▶ WORK TO DO: Below are some records; give them all again exactly, but not the pictures.

• • • •

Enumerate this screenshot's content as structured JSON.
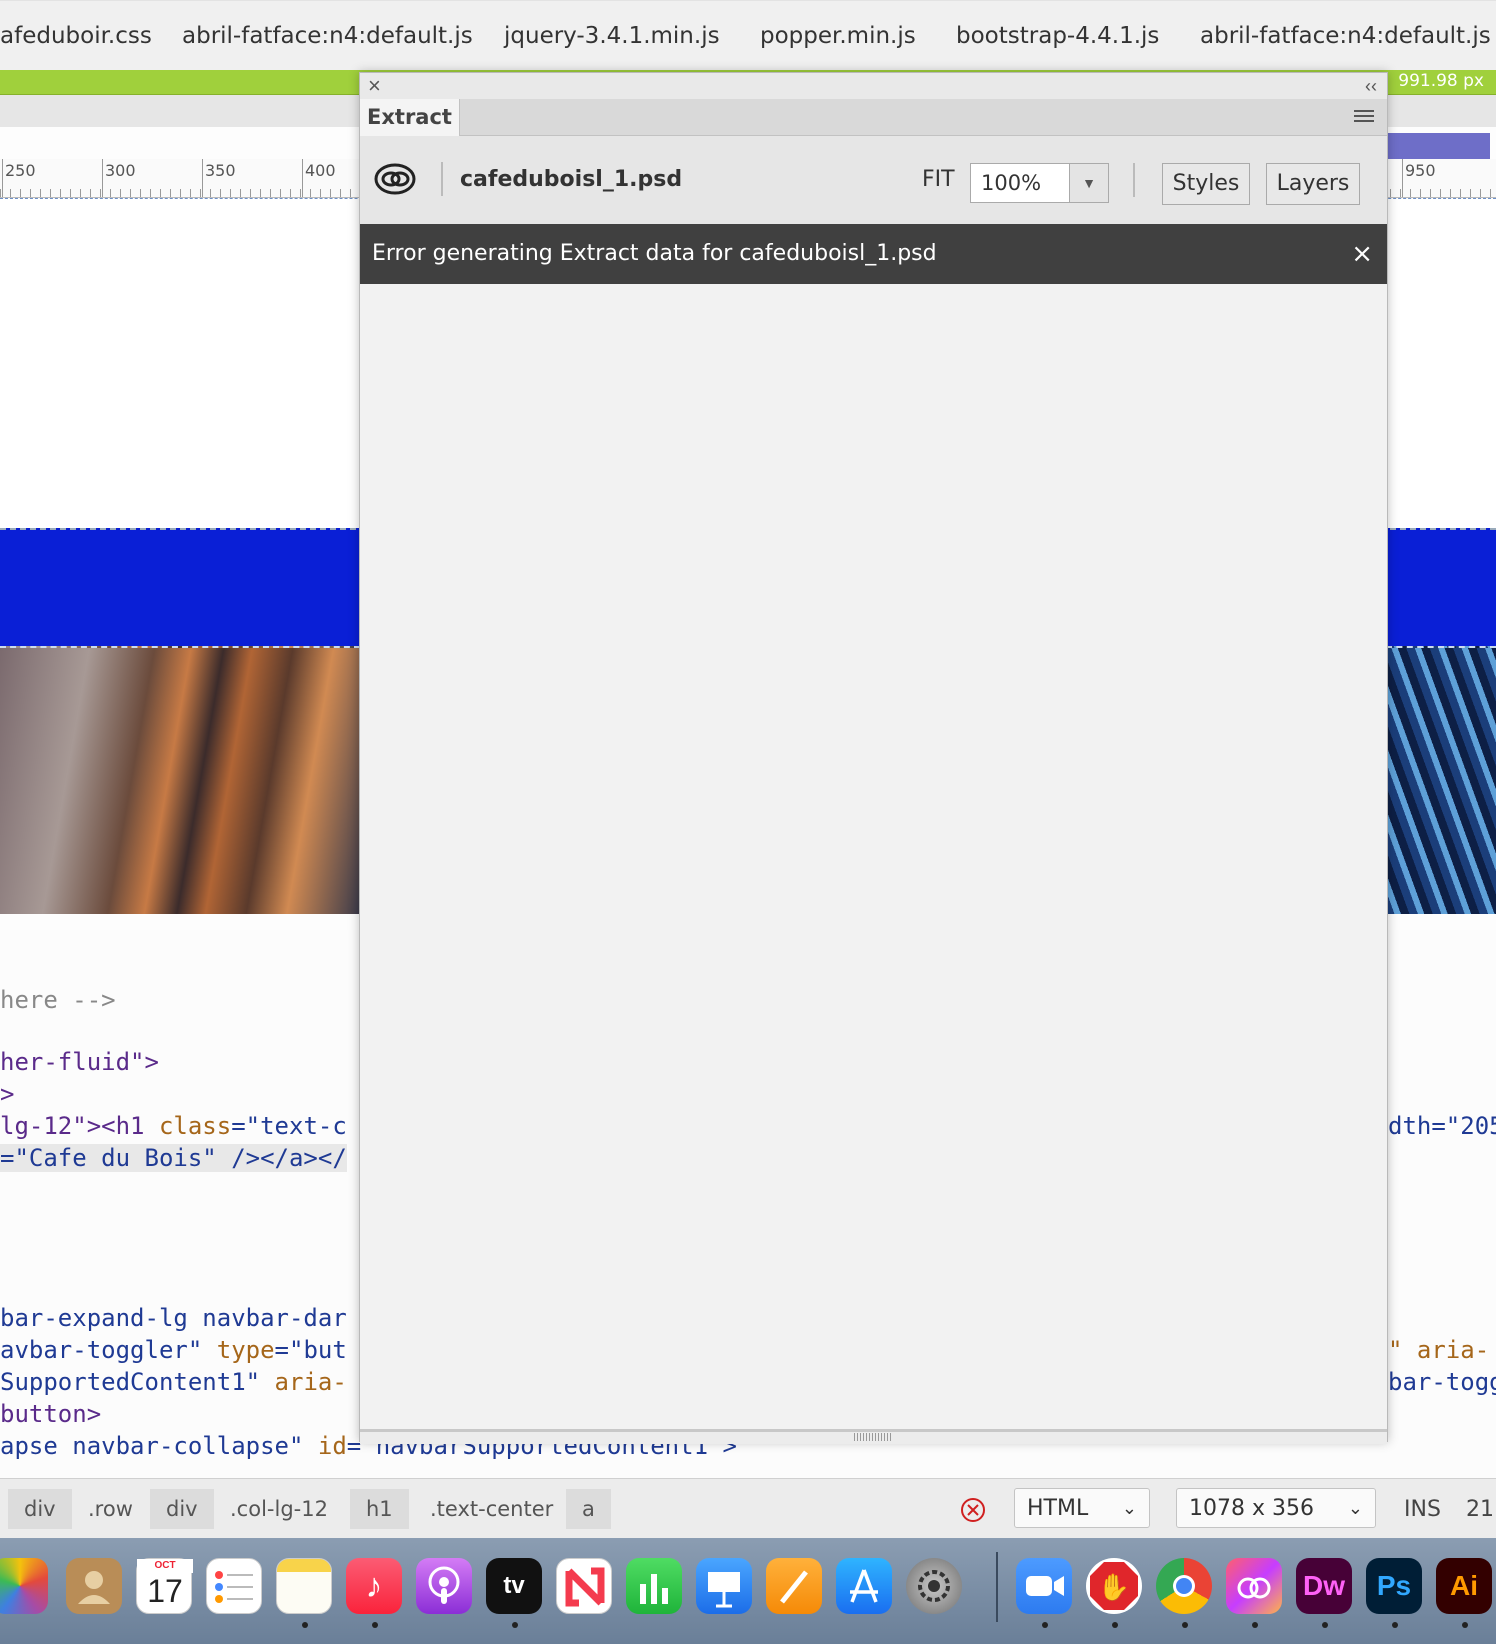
{
  "file_tabs": [
    "afeduboir.css",
    "abril-fatface:n4:default.js",
    "jquery-3.4.1.min.js",
    "popper.min.js",
    "bootstrap-4.4.1.js",
    "abril-fatface:n4:default.js"
  ],
  "media_query": {
    "width_label": "991.98 px"
  },
  "ruler": {
    "labels": [
      "250",
      "300",
      "350",
      "400",
      "950"
    ]
  },
  "code_lines": {
    "l1": "here -->",
    "l2": "her-fluid\">",
    "l3": ">",
    "l4a": "lg-12\"><h1 ",
    "l4b": "class",
    "l4c": "=\"text-c",
    "l4r": "dth=\"205",
    "l5": "=\"Cafe du Bois\" /></a></",
    "l6": "bar-expand-lg navbar-dar",
    "l7a": "avbar-toggler\" ",
    "l7b": "type",
    "l7c": "=\"but",
    "l7r": "\" aria-",
    "l8a": "SupportedContent1\" ",
    "l8b": "aria-",
    "l8r": "bar-togg",
    "l9": "button>",
    "l10a": "apse navbar-collapse\" ",
    "l10b": "id",
    "l10c": "=\"navbarSupportedContent1\">"
  },
  "extract_panel": {
    "tab_label": "Extract",
    "file_name": "cafeduboisl_1.psd",
    "fit_label": "FIT",
    "zoom_value": "100%",
    "styles_button": "Styles",
    "layers_button": "Layers",
    "error_message": "Error generating Extract data for cafeduboisl_1.psd"
  },
  "status_bar": {
    "breadcrumbs": [
      "div",
      ".row",
      "div",
      ".col-lg-12",
      "h1",
      ".text-center",
      "a"
    ],
    "doc_type": "HTML",
    "dimensions": "1078 x 356",
    "mode": "INS",
    "line": "21"
  },
  "dock": {
    "calendar_month": "OCT",
    "calendar_day": "17",
    "tv_label": "tv",
    "dw_label": "Dw",
    "ps_label": "Ps",
    "ai_label": "Ai"
  },
  "colors": {
    "green_bar": "#a0d03c",
    "blue_band": "#0a1fd6",
    "error_bar": "#404040"
  }
}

• • • •

▶ SOLUTION:
Enumerate this screenshot's content as structured JSON.
{
  "file_tabs": [
    "afeduboir.css",
    "abril-fatface:n4:default.js",
    "jquery-3.4.1.min.js",
    "popper.min.js",
    "bootstrap-4.4.1.js",
    "abril-fatface:n4:default.js"
  ],
  "media_query": {
    "width_label": "991.98 px"
  },
  "ruler": {
    "labels": [
      "250",
      "300",
      "350",
      "400",
      "950"
    ]
  },
  "code_lines": {
    "l1": "here -->",
    "l2": "her-fluid\">",
    "l3": ">",
    "l4a": "lg-12\"><h1 ",
    "l4b": "class",
    "l4c": "=\"text-c",
    "l4r": "dth=\"205",
    "l5": "=\"Cafe du Bois\" /></a></",
    "l6": "bar-expand-lg navbar-dar",
    "l7a": "avbar-toggler\" ",
    "l7b": "type",
    "l7c": "=\"but",
    "l7r": "\" aria-",
    "l8a": "SupportedContent1\" ",
    "l8b": "aria-",
    "l8r": "bar-togg",
    "l9": "button>",
    "l10a": "apse navbar-collapse\" ",
    "l10b": "id",
    "l10c": "=\"navbarSupportedContent1\">"
  },
  "extract_panel": {
    "tab_label": "Extract",
    "file_name": "cafeduboisl_1.psd",
    "fit_label": "FIT",
    "zoom_value": "100%",
    "styles_button": "Styles",
    "layers_button": "Layers",
    "error_message": "Error generating Extract data for cafeduboisl_1.psd"
  },
  "status_bar": {
    "breadcrumbs": [
      "div",
      ".row",
      "div",
      ".col-lg-12",
      "h1",
      ".text-center",
      "a"
    ],
    "doc_type": "HTML",
    "dimensions": "1078 x 356",
    "mode": "INS",
    "line": "21"
  },
  "dock": {
    "calendar_month": "OCT",
    "calendar_day": "17",
    "tv_label": "tv",
    "dw_label": "Dw",
    "ps_label": "Ps",
    "ai_label": "Ai"
  },
  "colors": {
    "green_bar": "#a0d03c",
    "blue_band": "#0a1fd6",
    "error_bar": "#404040"
  }
}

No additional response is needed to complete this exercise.